[Source document]:

Henry Nicholas was born in Cincinnati, Ohio, to Marcella and Henry T. Nicholas Jr. When Nicholas was four, his parents divorced and he moved with his mother and sister to Los Angeles, California.

His mother later married Robert Leach, a journalist and Hollywood screenwriter. Nicholas attended elementary schools in Malibu, and progressed to Santa Monica High School. Nicholas has dyslexia.

After attending the United States Air Force Academy in Colorado Springs, Colorado, Nicholas graduated from UCLA School of Engineering in 1982 with a Bachelor of Science degree in electrical engineering. He earned a master's degree in 1985, and a PhD. in electrical engineering from UCLA in 1998. His doctoral dissertation became the basis for the development of the integrated circuit (IC) that Broadcom sold.

==Early career==
After graduating from UCLA in the 1980s, Nicholas worked at TRW in Redondo Beach, California, where he met Henry Samueli, his future business partner, who was a professor of engineering at UCLA. Nicholas later moved to PairGain Technologies in Cerritos, where he was director of microelectronics. He left PairGain in 1991 to start Broadcom Corporation with Samueli.

==Broadcom==
Nicholas and Samueli founded Broadcom in the spare bedroom of Nicholas' Redondo Beach condominium in 1991. Each partner invested $5,000 of their own money, and they floated the company in 1998.

Document layout detection records:
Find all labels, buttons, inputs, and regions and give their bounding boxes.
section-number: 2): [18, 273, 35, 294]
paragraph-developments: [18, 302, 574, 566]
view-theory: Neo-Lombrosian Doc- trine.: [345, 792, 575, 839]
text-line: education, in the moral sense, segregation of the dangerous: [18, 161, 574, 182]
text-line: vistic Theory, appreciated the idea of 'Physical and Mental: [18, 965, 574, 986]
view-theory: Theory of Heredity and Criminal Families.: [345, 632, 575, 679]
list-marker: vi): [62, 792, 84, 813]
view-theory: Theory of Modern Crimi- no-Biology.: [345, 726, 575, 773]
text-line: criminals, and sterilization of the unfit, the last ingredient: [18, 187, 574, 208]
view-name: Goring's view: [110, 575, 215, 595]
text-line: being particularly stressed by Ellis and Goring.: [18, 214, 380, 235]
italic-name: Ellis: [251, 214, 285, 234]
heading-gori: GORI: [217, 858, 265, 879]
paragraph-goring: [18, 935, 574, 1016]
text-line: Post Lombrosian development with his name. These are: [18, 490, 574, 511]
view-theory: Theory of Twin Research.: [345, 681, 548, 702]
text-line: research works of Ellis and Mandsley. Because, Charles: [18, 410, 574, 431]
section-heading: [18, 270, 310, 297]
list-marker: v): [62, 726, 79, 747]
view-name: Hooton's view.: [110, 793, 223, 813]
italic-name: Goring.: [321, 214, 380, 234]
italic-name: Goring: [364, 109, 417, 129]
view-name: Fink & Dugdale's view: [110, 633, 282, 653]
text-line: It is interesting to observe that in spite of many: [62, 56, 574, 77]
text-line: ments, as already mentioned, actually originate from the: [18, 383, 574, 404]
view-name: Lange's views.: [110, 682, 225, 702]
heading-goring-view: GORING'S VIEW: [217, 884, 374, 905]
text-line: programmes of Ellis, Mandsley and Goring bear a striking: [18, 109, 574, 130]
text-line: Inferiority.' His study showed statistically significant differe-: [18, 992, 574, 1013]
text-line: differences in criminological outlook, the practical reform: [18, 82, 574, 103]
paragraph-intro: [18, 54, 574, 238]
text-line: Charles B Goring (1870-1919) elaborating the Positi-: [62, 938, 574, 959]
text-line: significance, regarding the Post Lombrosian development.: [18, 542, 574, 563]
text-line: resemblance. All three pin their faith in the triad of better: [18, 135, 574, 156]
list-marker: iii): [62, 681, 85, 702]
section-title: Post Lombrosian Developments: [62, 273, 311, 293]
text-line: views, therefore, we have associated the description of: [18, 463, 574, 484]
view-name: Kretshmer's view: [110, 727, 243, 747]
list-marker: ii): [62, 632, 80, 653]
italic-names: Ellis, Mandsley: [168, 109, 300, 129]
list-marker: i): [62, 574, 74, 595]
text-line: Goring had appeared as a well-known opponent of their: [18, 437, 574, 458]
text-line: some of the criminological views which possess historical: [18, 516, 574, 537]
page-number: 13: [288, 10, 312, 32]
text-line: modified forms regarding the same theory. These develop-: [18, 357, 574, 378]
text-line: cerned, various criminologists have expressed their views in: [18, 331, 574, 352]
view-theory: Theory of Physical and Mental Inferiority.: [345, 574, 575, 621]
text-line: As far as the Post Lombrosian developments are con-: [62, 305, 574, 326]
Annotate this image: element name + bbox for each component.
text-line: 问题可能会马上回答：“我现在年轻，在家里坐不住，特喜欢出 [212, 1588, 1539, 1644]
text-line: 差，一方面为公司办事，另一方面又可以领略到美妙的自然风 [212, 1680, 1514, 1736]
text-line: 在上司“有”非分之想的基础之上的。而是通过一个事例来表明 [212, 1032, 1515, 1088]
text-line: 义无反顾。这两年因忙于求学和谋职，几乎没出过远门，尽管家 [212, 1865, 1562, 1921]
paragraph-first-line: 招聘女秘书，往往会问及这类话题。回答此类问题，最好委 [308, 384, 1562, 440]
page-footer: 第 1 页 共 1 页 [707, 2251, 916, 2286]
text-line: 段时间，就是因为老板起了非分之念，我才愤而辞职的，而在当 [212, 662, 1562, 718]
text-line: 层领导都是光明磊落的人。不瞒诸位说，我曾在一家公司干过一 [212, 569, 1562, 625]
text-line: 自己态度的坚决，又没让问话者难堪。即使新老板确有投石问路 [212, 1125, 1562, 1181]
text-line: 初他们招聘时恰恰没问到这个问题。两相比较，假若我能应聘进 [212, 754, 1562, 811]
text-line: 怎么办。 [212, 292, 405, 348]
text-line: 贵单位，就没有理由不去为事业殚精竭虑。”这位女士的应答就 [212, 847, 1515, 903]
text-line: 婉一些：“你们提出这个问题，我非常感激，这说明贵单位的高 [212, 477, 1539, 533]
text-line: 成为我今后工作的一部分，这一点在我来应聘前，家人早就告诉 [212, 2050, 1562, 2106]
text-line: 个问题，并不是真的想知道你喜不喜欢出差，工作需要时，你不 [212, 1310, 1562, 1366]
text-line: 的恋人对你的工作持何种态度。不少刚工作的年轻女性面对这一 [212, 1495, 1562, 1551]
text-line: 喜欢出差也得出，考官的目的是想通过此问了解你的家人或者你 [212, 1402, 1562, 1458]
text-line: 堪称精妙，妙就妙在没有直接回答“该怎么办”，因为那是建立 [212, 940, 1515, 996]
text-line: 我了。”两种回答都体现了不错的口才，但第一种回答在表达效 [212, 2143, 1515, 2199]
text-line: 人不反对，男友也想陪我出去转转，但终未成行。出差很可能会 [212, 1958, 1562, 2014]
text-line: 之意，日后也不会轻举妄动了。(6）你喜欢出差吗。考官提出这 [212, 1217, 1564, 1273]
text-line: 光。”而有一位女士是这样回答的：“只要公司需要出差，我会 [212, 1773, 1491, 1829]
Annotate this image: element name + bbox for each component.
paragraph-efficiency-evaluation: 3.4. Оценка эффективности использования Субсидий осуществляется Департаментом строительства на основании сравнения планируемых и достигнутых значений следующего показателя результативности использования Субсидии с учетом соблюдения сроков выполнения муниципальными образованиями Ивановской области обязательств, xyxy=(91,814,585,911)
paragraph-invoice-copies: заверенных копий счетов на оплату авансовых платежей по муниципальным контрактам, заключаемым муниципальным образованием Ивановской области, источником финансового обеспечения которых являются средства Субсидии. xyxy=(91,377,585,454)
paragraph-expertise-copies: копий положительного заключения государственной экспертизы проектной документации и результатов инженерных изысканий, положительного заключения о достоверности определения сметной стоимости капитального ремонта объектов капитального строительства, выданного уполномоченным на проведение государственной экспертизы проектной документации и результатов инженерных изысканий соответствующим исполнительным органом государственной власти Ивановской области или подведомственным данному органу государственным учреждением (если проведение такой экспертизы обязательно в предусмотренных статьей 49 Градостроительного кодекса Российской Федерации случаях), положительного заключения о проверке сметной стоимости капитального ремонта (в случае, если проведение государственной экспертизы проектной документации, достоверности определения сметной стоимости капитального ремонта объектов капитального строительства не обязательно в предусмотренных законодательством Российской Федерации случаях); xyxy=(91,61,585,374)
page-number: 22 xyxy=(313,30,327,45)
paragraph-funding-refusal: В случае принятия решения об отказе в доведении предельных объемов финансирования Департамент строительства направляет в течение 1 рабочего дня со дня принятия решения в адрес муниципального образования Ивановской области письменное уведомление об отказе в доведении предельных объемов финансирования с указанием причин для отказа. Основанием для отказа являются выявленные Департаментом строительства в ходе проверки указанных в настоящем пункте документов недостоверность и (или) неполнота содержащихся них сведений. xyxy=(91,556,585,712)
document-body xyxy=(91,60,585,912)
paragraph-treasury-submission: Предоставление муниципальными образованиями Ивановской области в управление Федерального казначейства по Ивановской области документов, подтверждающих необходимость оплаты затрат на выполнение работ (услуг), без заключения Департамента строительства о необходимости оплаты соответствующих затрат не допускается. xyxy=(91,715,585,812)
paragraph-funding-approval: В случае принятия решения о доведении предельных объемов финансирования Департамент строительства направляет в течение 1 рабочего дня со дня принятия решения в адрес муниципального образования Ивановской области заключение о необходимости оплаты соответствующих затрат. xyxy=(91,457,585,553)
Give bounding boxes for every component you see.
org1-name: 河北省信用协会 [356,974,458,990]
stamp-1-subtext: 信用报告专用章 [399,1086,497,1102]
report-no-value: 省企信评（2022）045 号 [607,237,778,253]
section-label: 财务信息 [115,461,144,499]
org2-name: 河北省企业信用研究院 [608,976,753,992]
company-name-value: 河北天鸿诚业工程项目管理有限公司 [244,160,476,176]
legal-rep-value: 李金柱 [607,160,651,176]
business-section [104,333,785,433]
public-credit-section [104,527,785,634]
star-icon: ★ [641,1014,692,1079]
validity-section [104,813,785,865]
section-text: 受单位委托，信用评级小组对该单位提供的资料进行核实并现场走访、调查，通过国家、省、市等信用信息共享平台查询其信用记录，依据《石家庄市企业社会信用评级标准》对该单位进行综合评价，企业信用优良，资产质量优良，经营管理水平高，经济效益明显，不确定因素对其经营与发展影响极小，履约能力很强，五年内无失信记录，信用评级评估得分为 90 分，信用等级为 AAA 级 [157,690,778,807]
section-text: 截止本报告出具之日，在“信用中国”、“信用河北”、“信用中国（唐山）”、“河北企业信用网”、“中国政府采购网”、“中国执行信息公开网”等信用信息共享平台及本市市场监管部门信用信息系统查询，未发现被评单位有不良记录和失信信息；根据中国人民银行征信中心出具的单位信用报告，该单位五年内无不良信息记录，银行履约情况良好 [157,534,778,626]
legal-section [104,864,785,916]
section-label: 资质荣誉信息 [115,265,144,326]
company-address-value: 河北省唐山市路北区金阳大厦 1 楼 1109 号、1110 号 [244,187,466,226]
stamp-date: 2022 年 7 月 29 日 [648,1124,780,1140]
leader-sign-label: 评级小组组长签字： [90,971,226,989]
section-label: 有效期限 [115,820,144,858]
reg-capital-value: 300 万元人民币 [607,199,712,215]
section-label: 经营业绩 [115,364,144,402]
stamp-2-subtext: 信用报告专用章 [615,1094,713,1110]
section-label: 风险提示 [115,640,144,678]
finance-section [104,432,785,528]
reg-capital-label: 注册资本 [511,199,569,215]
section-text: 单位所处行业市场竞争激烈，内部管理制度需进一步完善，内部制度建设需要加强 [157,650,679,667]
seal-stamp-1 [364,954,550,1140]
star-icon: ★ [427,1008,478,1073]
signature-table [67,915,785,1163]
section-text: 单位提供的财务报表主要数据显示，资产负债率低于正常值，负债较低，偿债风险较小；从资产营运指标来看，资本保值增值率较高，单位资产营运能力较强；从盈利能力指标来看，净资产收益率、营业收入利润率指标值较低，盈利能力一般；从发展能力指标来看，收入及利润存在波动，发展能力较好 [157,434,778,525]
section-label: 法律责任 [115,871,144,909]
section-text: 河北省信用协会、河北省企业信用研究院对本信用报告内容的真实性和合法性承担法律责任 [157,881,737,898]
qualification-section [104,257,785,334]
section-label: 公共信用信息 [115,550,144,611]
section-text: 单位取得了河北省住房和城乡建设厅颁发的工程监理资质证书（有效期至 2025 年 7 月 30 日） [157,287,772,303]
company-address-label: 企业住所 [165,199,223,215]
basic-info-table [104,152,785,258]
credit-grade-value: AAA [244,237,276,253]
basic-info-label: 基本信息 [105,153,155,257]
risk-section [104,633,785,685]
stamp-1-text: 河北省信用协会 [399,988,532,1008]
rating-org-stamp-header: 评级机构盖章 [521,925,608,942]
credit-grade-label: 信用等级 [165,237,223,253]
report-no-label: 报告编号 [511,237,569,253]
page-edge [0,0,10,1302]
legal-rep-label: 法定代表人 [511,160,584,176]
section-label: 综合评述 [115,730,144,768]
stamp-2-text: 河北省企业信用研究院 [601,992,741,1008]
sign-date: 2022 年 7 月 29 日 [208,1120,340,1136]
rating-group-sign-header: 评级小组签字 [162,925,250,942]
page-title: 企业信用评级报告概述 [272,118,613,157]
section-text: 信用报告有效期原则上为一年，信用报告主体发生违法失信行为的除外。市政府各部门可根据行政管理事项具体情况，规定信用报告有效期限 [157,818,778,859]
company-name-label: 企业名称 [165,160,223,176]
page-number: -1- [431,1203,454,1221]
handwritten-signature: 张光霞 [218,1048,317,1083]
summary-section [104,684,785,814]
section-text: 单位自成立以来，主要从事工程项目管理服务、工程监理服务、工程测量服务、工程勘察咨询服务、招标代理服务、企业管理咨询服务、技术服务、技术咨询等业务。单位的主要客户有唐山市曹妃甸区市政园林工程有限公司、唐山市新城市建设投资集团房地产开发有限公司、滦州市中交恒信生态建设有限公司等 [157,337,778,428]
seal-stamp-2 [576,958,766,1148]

[Your tasks]:
A - Copy word for word the part of the Henry Nicholas biography that begins at the words "Henry Nicholas was" and stops after "Los Angeles, California.".
B - Pick up the Henry Nicholas biography where it stops and continue it.

[Per-task answers]:
A -
Henry Nicholas was born in Cincinnati, Ohio, to Marcella and Henry T. Nicholas Jr. When Nicholas was four, his parents divorced and he moved with his mother and sister to Los Angeles, California.

B -
Nicholas retired from Broadcom in 2003, ostensibly to work on his marriage.

==Philanthropy==

Logo of the Henry T. Nicholas III Foundation

In 2003, Nicholas and his wife founded the Henry T. and Stacey Nicholas Foundation, a private nonprofit foundation whose goals were to invest in education, youth sports, technology, medical research, victims' rights and national defense. Following their separation in 2006, it was renamed The Henry T. Nicholas III Foundation.

In 2008, the Nicholas Academic Center was opened in downtown Santa Ana, California, in partnership with retired Orange County judge Jack Mandel, on whose program the schools are based. The second center opened in 2009 on the campus of Valley High School in Santa Ana.

In 2004, Nicholas donated $10 million to St. Margaret's Episcopal School in Orange County and for the formation of a partnership with the University of California, Irvine's Henry Samueli School of Engineering to explore the application of technology to enhance learning. In addition, Nicholas provided St. Margaret scholarships to students from Santa Ana. Nicholas also supports Oakland Military Institute.

Nicholas has financially supported South Coast Repertory, the Bowers Museum in Santa Ana, and Orange County Performing Arts Center.

==Personal life==
In 1987, Nicholas married Stacey, a former electrical engineer, with whom he had three children. Nicholas is now divorced and separated from his later girlfriends Melissa Montero and Ashley Christine Fargo. He lives in Newport Coast, California. In April 2008, he admitted himself to an alcohol rehabilitation program of the Betty Ford Center and completed his treatment at Cliffside Malibu.

==Criminal charges==
In June 2008, Nicholas and other Broadcom executives were indicted for stock fraud and options backdating. At the same time, Nicholas was also indicted on drug charges. The charges caused considerable scandal, and were the subject of much speculation in the press.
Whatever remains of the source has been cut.